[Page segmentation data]
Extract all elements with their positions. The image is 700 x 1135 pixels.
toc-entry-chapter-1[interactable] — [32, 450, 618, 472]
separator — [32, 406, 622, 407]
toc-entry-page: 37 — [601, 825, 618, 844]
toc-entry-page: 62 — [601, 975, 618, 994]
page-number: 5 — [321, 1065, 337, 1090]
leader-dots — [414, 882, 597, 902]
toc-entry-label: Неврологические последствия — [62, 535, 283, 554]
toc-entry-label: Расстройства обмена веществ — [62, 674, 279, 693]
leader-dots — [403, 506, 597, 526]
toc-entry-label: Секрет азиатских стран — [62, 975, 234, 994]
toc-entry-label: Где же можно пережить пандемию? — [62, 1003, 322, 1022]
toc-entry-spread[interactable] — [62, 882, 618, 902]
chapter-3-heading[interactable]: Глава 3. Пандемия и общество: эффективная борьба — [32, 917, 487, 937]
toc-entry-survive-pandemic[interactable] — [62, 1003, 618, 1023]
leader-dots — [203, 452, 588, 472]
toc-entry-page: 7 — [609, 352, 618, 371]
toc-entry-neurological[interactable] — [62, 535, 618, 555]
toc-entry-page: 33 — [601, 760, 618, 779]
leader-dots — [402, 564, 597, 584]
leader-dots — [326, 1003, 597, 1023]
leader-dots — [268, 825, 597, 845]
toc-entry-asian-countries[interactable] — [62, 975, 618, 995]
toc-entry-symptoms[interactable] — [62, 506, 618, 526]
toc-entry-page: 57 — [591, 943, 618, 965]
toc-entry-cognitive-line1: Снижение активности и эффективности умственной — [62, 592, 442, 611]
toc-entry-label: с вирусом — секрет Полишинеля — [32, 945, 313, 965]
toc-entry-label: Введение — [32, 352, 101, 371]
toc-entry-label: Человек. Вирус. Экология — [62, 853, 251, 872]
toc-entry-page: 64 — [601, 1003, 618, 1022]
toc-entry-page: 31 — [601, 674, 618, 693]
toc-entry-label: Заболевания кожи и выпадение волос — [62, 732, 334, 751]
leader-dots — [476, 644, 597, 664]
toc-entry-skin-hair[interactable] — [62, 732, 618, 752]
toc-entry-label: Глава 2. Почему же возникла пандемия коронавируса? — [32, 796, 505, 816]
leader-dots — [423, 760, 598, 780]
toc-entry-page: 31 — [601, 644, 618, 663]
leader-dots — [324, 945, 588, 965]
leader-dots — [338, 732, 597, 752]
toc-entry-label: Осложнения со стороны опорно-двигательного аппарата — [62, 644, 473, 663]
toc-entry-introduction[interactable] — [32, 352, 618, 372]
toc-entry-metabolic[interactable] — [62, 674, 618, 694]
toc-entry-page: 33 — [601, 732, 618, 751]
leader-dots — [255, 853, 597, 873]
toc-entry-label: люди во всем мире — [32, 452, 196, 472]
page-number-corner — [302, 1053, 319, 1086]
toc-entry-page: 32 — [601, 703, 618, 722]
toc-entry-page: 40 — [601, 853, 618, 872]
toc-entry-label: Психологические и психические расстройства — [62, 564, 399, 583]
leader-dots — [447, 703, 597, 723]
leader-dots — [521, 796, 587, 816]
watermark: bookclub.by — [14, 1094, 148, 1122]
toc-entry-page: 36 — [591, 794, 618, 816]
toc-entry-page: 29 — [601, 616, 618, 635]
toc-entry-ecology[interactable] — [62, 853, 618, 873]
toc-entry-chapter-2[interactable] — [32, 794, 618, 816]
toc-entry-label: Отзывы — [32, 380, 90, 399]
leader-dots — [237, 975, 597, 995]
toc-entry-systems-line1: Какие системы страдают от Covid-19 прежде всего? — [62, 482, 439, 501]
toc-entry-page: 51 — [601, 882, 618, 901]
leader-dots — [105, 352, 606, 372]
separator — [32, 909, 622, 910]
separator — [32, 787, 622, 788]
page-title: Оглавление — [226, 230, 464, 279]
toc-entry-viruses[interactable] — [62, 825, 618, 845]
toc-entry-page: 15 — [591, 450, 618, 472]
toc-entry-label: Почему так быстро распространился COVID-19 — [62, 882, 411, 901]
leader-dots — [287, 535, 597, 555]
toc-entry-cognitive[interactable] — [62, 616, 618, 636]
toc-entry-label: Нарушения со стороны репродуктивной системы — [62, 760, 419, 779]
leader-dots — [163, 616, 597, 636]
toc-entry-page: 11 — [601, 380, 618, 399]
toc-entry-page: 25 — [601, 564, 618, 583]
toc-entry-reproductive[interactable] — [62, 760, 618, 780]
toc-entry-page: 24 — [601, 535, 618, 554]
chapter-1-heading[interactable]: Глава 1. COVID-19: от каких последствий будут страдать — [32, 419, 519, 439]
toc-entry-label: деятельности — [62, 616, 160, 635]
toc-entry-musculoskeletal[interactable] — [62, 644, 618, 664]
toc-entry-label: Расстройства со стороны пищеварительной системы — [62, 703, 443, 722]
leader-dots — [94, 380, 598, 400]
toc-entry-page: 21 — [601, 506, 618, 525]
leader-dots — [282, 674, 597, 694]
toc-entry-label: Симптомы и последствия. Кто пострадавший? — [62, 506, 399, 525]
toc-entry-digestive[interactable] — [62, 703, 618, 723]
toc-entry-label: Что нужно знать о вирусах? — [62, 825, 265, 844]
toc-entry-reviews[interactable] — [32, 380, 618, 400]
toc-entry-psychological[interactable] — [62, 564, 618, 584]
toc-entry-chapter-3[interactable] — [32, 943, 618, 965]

#### [What you have to do]
Lines above that have "separator": copy each of them.

#### [Task response]
separator — [32, 406, 622, 407]
separator — [32, 909, 622, 910]
separator — [32, 787, 622, 788]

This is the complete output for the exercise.